_Предоставленный отрывок_.
◇ ◇ ◇ ◇ ◇ ◇ ◇

Случайности никакой здесь нет. Мне всегда очень нравились спектакли Фоменко. Но самого Петра Наумовича я не знал лично, никогда с ним не встречался. У меня произошло необычное заочное знакомство с Фоменко в «Комеди Франсез», когда я ставил там «Женитьбу Фигаро» Бомарше. Так случилось, что большая часть актеров, которых я выбрал для постановки, работали с Фоменко в его спектакле «Лес» в «Комеди Франсез». С моей точки зрения, режиссер это не только то, что он лепит на сцене, а во многом то, что он оставляет в актерах, поэтому актеры, с которыми я встретился, несли в себе частицу Фоменко, она совершенно бессознательно существовала в них и связывала нас.
Театр творится из массы всего — это наше воображение, наши призраки, образы театральные. И мы с актерами, работая над «Женитьбой», переместились в какой-то такой мир, где, безусловно, присутствовала и частица Фоменко. Ничего религиозного здесь нет. Это все происходило на бессознательном уровне. Чем больше я занимаюсь театром, тем больше прихожу к выводу, что элемент бессознательности очень значителен в театре.
— Как вам работалось в «Мастерской Фоменко»? Удалось ли создать актерский ансамбль единомышленников?
— Театр — дело непростое и слагаемое из многих элементов. Но наш театральный азарт и основан на этой сложности. А здесь речь идет о двух культурах и двух разных подходах к театру, разных мирах воображения и к тому же разных языках. Но когда в этой ситуации мы находим точки соприкосновения, это становится особенно ценным.
И потом я такой привнесенный элемент в этот театр. Не чужак, но новый человек. Я вступаю здесь в область таких уже семейных отношений, которые связывают этих артистов разными образами и способами. Я попал в сообщество людей, которые вместе уже 20 лет, у которых огромный не только личный, но и совместный опыт. К тому же я принес с собой Мольера — самого французского автора…
— В чем же была особенная сложность в процессе создания спектакля?
Главное, что вызвало самые большие трудности, состояло в том, что я работал с французским Мольером, с оригинальным текстом, а артисты с переводом Валерия Брюсова. А это совсем разные подходы к этой истории. Любой перевод — уже своеобразное толкование сюжета.
Мольер холоден, сух, и его прежде всего занимают вопросы власти и отношения человека и власти, все аспекты проявления власти. Мольер, который был гениальным актером, стал совершенно необычайным писателем. Он поставил на службу своему перу весь свой гигантский актерский опыт. И это проявляется на всех уровнях: в создании ситуации и конфликта, целях и ставках, которые в игре, и в письме, литературной форме потрясающей, точности и изысканности, невероятного эстетического масштаба. Но при всем этом стремление к качеству повествования не берет верх над сутью. И у Мольера язык — двигатель не только его литературной гениальности, но и сценической мощи.

◇ ◇ ◇ ◇ ◇ ◇ ◇

_Материал_.

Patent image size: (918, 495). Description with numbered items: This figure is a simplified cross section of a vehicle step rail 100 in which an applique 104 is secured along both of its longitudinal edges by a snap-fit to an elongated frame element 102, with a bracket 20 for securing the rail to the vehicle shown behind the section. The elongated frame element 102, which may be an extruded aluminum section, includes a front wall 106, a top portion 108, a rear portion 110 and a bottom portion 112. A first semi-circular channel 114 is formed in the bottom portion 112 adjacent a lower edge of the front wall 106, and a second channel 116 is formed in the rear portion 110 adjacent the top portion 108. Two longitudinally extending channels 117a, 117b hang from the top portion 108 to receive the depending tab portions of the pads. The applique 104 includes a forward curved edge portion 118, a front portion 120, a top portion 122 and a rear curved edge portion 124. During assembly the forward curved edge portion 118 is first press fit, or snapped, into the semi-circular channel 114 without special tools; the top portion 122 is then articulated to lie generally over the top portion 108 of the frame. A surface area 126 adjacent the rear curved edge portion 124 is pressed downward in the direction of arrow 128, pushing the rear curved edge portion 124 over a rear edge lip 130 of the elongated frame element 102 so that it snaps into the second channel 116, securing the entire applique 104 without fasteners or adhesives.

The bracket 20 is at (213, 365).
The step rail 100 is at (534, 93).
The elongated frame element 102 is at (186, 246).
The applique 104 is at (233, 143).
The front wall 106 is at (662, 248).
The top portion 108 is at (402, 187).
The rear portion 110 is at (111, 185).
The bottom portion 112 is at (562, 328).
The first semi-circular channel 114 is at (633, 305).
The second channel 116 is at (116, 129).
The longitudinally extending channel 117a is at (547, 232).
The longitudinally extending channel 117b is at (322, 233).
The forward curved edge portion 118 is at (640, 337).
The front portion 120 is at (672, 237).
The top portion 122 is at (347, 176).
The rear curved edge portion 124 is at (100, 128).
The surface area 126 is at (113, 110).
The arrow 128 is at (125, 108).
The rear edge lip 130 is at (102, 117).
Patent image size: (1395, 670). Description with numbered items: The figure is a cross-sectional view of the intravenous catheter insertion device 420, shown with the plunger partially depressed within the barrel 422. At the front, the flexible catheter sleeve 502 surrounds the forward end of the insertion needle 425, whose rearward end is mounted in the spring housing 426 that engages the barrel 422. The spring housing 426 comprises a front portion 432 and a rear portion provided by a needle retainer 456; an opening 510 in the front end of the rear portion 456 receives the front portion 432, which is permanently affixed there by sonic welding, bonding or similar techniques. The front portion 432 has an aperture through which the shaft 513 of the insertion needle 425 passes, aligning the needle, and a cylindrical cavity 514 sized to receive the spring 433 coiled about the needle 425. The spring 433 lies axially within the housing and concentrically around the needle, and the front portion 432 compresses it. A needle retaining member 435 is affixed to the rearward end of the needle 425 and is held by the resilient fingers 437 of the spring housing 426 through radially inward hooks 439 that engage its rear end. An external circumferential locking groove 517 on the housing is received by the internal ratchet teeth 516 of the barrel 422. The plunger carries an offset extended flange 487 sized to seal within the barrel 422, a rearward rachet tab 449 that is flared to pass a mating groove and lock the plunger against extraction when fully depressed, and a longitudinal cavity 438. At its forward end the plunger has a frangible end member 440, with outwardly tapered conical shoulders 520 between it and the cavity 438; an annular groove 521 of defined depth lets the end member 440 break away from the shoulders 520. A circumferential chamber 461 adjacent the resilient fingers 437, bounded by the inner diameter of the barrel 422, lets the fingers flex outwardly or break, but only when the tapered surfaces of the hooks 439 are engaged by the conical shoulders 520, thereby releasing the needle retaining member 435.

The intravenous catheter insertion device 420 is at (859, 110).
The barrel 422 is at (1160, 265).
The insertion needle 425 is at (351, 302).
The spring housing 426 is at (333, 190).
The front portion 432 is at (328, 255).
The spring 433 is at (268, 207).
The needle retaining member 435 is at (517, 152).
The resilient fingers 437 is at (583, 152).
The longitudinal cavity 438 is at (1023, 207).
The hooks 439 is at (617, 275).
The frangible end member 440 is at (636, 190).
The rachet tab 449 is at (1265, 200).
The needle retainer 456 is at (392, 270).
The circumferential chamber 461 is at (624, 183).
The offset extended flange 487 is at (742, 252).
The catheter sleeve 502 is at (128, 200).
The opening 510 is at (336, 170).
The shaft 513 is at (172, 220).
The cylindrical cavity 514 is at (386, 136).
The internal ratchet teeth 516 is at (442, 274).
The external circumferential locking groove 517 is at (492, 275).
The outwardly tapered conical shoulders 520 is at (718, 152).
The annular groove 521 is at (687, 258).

◇ ◇ ◇ ◇ ◇ ◇ ◇

_Письменное задание 1_.
Перепишите дословно часть интервью, начиная со слов «Театр творится из» и заканчивая словами «значителен в театре.».
_Письменное задание 2_.
Перечислите всех людей, которые упомянуты в интервью по имени или фамилии.

_Правильный ответ 1_.
Театр творится из массы всего — это наше воображение, наши призраки, образы театральные. И мы с актерами, работая над «Женитьбой», переместились в какой-то такой мир, где, безусловно, присутствовала и частица Фоменко. Ничего религиозного здесь нет. Это все происходило на бессознательном уровне. Чем больше я занимаюсь театром, тем больше прихожу к выводу, что элемент бессознательности очень значителен в театре.

_Правильный ответ 2_.
Петр Наумович Фоменко, Бомарше, Мольер, Валерий Брюсов